# PROBLEM TO SOLVE:
Without pictures, repeat exactly the lines from the one containing "Parse this screenshot: output" through the end of the entries.

# MATERIAL FOR THE TASK:
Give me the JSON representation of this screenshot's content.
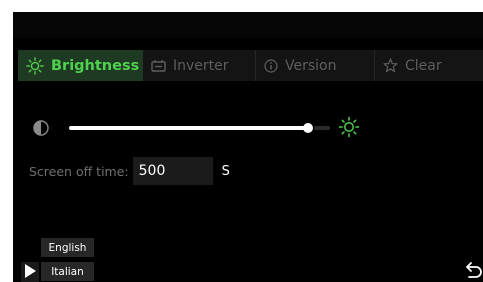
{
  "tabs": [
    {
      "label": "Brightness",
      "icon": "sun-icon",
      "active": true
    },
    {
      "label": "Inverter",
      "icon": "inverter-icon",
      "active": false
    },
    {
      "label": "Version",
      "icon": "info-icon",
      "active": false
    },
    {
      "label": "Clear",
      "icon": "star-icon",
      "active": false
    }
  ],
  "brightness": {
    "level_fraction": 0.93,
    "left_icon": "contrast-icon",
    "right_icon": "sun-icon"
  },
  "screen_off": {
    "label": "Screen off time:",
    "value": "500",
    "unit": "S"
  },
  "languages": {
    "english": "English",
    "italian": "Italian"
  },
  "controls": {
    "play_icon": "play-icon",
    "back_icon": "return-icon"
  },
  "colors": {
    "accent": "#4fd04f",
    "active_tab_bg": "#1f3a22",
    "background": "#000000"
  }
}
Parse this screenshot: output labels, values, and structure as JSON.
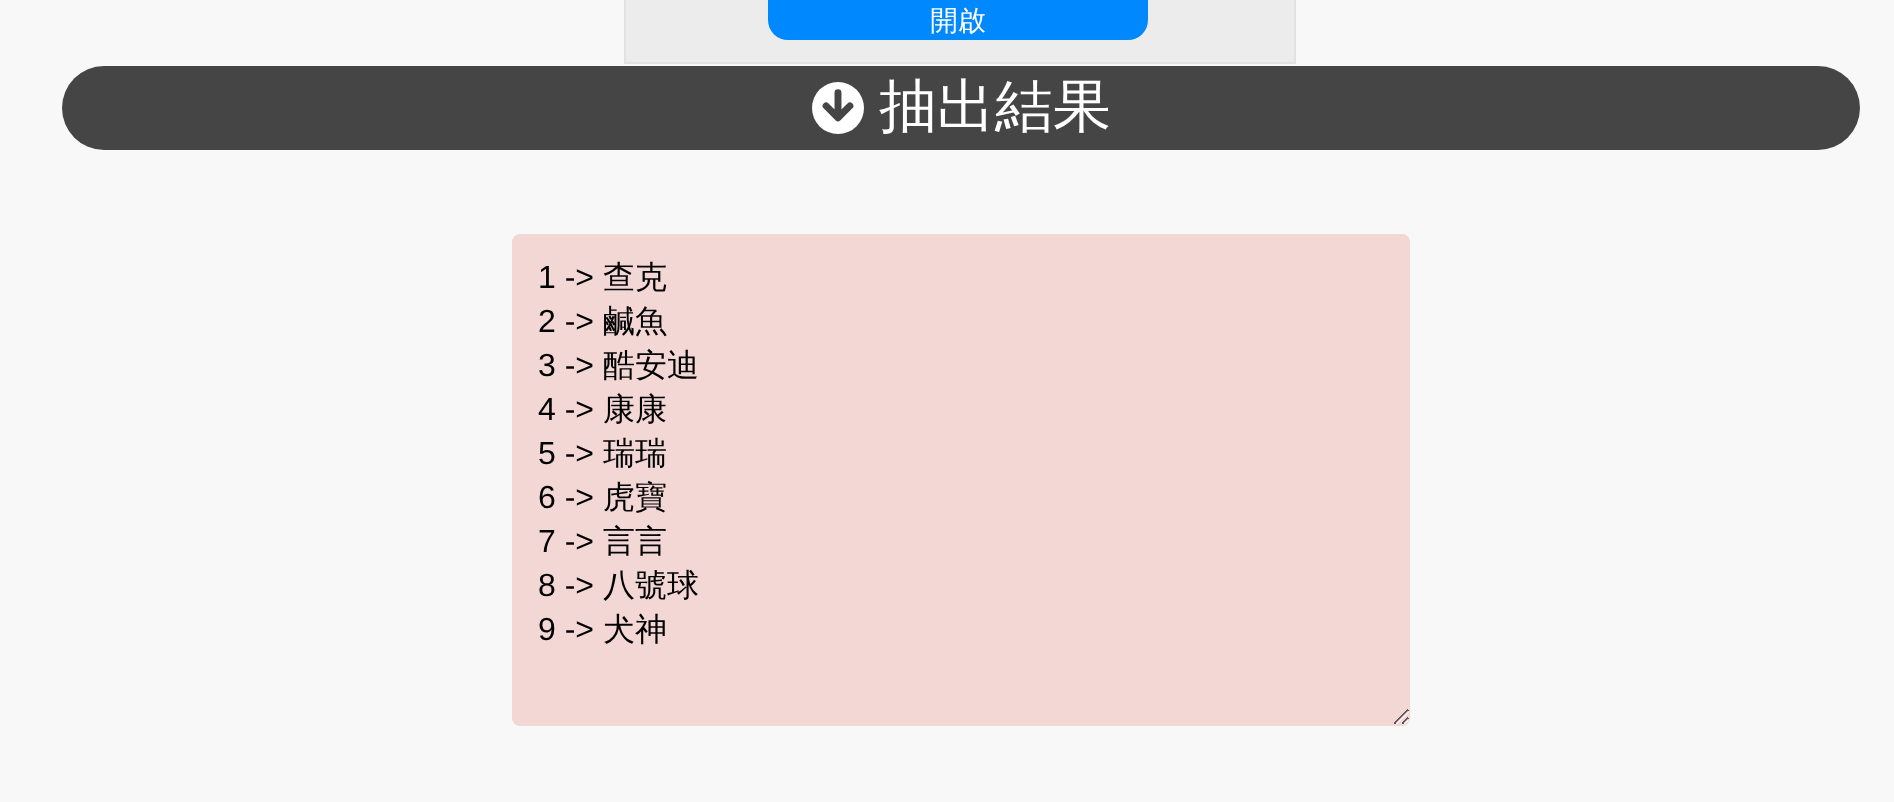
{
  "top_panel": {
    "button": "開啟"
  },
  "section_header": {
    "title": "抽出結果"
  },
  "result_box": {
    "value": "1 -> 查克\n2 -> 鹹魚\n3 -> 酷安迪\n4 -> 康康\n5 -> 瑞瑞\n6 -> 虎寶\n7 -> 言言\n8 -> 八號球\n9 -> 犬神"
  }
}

# SOLUTION:
Parse this screenshot: output labels, values, and structure as JSON.
{
  "top_panel": {
    "button": "開啟"
  },
  "section_header": {
    "title": "抽出結果"
  },
  "result_box": {
    "value": "1 -> 查克\n2 -> 鹹魚\n3 -> 酷安迪\n4 -> 康康\n5 -> 瑞瑞\n6 -> 虎寶\n7 -> 言言\n8 -> 八號球\n9 -> 犬神"
  }
}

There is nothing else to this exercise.